■ **SOURCE RECORDS**
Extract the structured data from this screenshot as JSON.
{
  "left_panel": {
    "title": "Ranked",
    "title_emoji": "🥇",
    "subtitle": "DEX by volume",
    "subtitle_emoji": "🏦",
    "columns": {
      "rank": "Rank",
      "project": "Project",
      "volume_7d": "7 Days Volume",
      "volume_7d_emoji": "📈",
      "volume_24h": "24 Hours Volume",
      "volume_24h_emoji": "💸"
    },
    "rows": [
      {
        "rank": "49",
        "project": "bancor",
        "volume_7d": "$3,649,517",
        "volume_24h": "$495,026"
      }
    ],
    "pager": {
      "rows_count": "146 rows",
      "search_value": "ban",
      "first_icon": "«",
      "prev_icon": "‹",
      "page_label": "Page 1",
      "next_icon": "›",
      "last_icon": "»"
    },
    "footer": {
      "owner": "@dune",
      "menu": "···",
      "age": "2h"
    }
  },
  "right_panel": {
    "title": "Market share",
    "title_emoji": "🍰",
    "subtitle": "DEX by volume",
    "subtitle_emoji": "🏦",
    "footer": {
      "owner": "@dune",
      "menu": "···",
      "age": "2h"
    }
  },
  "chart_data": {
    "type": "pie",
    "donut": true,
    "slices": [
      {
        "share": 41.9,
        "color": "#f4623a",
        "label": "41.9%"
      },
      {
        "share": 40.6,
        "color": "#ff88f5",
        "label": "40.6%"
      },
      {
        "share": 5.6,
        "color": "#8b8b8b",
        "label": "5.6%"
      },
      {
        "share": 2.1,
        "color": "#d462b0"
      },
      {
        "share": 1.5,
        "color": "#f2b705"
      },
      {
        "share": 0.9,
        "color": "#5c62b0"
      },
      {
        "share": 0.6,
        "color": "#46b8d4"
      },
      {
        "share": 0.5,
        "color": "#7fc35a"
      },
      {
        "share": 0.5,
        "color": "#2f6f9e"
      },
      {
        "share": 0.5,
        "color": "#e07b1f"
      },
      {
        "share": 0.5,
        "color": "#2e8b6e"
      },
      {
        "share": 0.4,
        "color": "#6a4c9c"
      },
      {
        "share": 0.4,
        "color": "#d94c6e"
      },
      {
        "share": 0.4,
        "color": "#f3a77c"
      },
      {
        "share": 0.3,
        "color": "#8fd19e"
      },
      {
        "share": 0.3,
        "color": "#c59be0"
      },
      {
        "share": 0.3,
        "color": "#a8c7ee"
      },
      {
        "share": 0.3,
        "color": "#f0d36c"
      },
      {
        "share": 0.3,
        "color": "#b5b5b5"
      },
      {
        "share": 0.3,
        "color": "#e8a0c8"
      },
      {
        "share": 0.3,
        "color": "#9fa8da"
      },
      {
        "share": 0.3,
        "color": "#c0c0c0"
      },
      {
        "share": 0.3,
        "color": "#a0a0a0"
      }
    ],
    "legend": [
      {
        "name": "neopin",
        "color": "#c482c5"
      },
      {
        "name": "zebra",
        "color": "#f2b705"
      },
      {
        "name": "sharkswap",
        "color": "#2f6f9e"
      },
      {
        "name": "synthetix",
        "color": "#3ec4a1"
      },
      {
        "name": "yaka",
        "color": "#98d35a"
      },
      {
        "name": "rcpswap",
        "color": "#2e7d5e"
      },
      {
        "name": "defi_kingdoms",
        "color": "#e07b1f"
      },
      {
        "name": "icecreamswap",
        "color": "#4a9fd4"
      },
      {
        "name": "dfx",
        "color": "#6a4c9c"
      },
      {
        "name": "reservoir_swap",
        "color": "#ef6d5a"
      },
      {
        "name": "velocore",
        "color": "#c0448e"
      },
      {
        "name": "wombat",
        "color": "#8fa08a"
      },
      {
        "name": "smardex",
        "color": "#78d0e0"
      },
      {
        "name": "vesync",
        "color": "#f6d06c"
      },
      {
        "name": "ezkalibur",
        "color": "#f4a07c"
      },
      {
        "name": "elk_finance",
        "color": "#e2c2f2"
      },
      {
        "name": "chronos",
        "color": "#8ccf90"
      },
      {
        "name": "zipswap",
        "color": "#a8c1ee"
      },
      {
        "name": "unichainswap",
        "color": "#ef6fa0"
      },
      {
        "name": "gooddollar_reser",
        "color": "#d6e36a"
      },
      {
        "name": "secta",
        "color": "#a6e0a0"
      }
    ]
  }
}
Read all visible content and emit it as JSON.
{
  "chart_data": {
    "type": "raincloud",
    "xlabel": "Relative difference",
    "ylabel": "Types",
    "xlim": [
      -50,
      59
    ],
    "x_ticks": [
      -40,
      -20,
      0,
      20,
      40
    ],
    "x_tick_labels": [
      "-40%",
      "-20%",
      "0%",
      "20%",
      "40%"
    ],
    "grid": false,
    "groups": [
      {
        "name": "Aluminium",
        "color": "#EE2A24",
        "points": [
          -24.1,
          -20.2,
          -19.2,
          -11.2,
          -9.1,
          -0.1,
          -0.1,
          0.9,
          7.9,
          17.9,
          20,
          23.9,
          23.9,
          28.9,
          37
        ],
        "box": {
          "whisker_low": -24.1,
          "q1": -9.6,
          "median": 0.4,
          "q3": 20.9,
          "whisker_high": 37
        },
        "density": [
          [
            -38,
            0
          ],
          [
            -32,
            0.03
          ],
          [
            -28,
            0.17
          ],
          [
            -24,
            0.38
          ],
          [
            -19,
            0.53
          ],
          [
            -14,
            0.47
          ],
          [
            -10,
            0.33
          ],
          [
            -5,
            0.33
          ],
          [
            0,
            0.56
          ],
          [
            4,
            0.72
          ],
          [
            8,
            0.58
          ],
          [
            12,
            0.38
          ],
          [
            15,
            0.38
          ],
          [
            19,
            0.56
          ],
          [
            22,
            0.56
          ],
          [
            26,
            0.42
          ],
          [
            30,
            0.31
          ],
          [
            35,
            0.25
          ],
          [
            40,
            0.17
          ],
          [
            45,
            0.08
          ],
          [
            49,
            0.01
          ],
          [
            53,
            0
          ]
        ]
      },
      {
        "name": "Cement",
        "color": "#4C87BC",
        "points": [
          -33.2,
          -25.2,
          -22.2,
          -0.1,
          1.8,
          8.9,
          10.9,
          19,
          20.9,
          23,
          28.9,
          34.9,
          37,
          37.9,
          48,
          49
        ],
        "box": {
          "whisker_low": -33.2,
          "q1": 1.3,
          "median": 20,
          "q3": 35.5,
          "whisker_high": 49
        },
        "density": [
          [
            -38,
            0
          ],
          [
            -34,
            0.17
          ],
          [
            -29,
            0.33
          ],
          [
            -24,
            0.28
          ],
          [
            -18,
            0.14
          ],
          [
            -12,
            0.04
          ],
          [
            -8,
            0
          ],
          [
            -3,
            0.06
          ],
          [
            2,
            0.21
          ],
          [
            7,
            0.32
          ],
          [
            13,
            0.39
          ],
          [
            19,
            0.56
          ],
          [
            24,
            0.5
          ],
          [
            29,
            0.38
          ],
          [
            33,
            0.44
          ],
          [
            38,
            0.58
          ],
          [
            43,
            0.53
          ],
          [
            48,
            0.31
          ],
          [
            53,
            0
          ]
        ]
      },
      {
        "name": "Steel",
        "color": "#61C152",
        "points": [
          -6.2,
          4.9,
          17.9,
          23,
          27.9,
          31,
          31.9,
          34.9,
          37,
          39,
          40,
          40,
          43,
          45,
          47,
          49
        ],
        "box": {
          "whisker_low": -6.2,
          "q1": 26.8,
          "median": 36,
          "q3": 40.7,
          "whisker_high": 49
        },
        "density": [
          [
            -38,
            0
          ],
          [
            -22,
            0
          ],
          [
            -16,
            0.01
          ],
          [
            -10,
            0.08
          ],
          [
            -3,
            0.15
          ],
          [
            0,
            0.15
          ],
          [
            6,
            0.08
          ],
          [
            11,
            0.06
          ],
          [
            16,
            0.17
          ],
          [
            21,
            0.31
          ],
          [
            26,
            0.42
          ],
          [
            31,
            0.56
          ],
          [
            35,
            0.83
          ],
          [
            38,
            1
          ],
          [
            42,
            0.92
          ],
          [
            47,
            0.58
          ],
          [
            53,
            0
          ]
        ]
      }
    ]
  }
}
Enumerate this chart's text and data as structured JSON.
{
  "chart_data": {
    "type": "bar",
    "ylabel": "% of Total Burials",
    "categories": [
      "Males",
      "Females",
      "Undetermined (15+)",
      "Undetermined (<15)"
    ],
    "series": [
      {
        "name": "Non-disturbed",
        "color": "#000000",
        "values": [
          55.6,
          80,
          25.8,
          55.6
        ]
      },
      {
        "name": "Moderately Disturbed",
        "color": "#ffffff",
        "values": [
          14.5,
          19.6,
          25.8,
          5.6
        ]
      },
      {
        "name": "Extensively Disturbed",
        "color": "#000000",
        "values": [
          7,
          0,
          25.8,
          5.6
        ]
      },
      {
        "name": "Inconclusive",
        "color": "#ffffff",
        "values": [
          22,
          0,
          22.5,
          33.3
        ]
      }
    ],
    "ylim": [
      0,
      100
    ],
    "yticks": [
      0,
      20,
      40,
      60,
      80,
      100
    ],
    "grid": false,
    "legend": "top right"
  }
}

■ **EXERCISE AIM**
Transcribe the records above exactly, but only from the line that contains "Enumerate this chart's" through their final line, inclusive.

■ **THE RESPONSE**
Enumerate this chart's text and data as structured JSON.
{
  "chart_data": {
    "type": "bar",
    "ylabel": "% of Total Burials",
    "categories": [
      "Males",
      "Females",
      "Undetermined (15+)",
      "Undetermined (<15)"
    ],
    "series": [
      {
        "name": "Non-disturbed",
        "color": "#000000",
        "values": [
          55.6,
          80,
          25.8,
          55.6
        ]
      },
      {
        "name": "Moderately Disturbed",
        "color": "#ffffff",
        "values": [
          14.5,
          19.6,
          25.8,
          5.6
        ]
      },
      {
        "name": "Extensively Disturbed",
        "color": "#000000",
        "values": [
          7,
          0,
          25.8,
          5.6
        ]
      },
      {
        "name": "Inconclusive",
        "color": "#ffffff",
        "values": [
          22,
          0,
          22.5,
          33.3
        ]
      }
    ],
    "ylim": [
      0,
      100
    ],
    "yticks": [
      0,
      20,
      40,
      60,
      80,
      100
    ],
    "grid": false,
    "legend": "top right"
  }
}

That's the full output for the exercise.